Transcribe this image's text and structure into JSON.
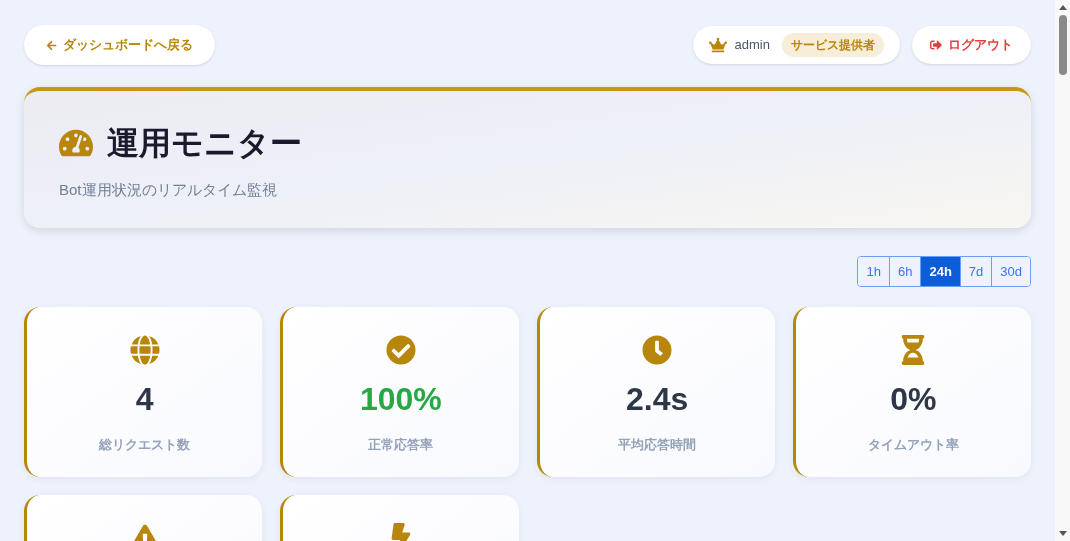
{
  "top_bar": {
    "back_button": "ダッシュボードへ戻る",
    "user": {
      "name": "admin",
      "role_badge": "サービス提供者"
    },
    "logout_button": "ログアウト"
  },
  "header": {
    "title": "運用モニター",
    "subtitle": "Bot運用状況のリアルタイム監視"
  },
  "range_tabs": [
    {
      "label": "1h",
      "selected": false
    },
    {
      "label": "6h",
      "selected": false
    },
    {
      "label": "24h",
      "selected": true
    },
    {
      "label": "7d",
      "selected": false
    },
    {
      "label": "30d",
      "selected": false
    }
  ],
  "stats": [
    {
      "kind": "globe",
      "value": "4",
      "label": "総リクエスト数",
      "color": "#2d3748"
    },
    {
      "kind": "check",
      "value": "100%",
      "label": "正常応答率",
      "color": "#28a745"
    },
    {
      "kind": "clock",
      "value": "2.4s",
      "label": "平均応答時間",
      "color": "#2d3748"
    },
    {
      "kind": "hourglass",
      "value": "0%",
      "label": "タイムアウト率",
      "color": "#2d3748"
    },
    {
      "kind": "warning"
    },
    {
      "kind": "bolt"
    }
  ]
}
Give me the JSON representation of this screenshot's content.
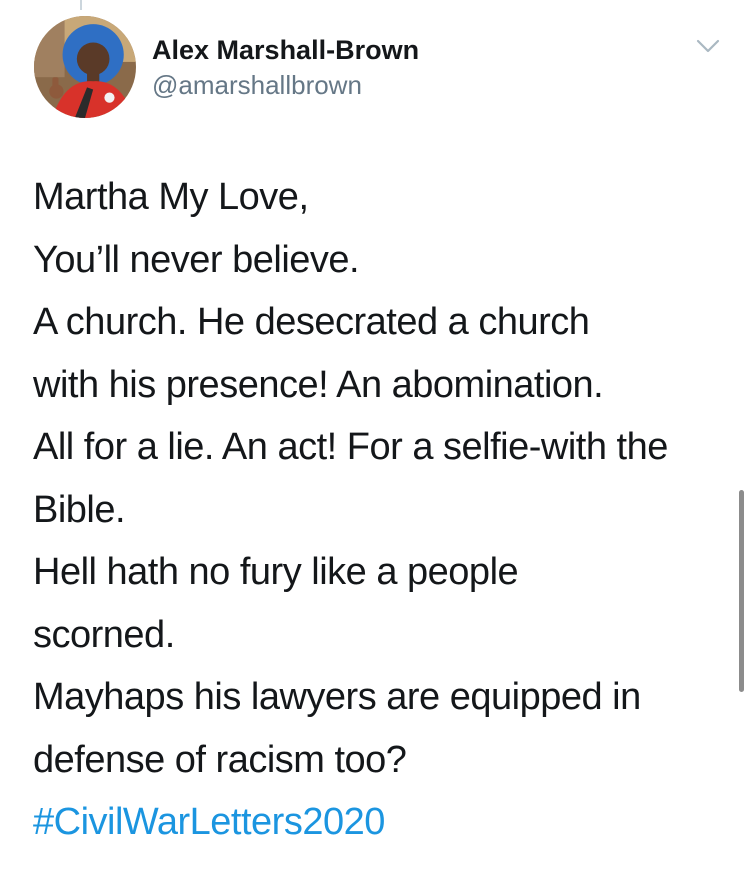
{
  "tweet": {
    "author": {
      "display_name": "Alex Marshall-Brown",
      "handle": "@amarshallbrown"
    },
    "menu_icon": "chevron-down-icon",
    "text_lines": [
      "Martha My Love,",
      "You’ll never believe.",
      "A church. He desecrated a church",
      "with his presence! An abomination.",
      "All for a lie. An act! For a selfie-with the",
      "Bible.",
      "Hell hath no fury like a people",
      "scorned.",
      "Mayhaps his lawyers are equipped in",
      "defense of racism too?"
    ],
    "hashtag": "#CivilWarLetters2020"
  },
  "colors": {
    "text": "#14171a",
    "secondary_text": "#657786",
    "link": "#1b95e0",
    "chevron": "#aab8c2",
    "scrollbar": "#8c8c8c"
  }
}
- - -
- Exercise goal:
Repeat the material above word for word, please, apart from its images.

- Written answer:
Transcribe this image's text and structure into JSON.
{
  "top_bar": {
    "back_button": "ダッシュボードへ戻る",
    "user": {
      "name": "admin",
      "role_badge": "サービス提供者"
    },
    "logout_button": "ログアウト"
  },
  "header": {
    "title": "運用モニター",
    "subtitle": "Bot運用状況のリアルタイム監視"
  },
  "range_tabs": [
    {
      "label": "1h",
      "selected": false
    },
    {
      "label": "6h",
      "selected": false
    },
    {
      "label": "24h",
      "selected": true
    },
    {
      "label": "7d",
      "selected": false
    },
    {
      "label": "30d",
      "selected": false
    }
  ],
  "stats": [
    {
      "kind": "globe",
      "value": "4",
      "label": "総リクエスト数",
      "color": "#2d3748"
    },
    {
      "kind": "check",
      "value": "100%",
      "label": "正常応答率",
      "color": "#28a745"
    },
    {
      "kind": "clock",
      "value": "2.4s",
      "label": "平均応答時間",
      "color": "#2d3748"
    },
    {
      "kind": "hourglass",
      "value": "0%",
      "label": "タイムアウト率",
      "color": "#2d3748"
    },
    {
      "kind": "warning"
    },
    {
      "kind": "bolt"
    }
  ]
}
Give me the JSON representation of this screenshot's content.
{
  "tweet": {
    "author": {
      "display_name": "Alex Marshall-Brown",
      "handle": "@amarshallbrown"
    },
    "menu_icon": "chevron-down-icon",
    "text_lines": [
      "Martha My Love,",
      "You’ll never believe.",
      "A church. He desecrated a church",
      "with his presence! An abomination.",
      "All for a lie. An act! For a selfie-with the",
      "Bible.",
      "Hell hath no fury like a people",
      "scorned.",
      "Mayhaps his lawyers are equipped in",
      "defense of racism too?"
    ],
    "hashtag": "#CivilWarLetters2020"
  },
  "colors": {
    "text": "#14171a",
    "secondary_text": "#657786",
    "link": "#1b95e0",
    "chevron": "#aab8c2",
    "scrollbar": "#8c8c8c"
  }
}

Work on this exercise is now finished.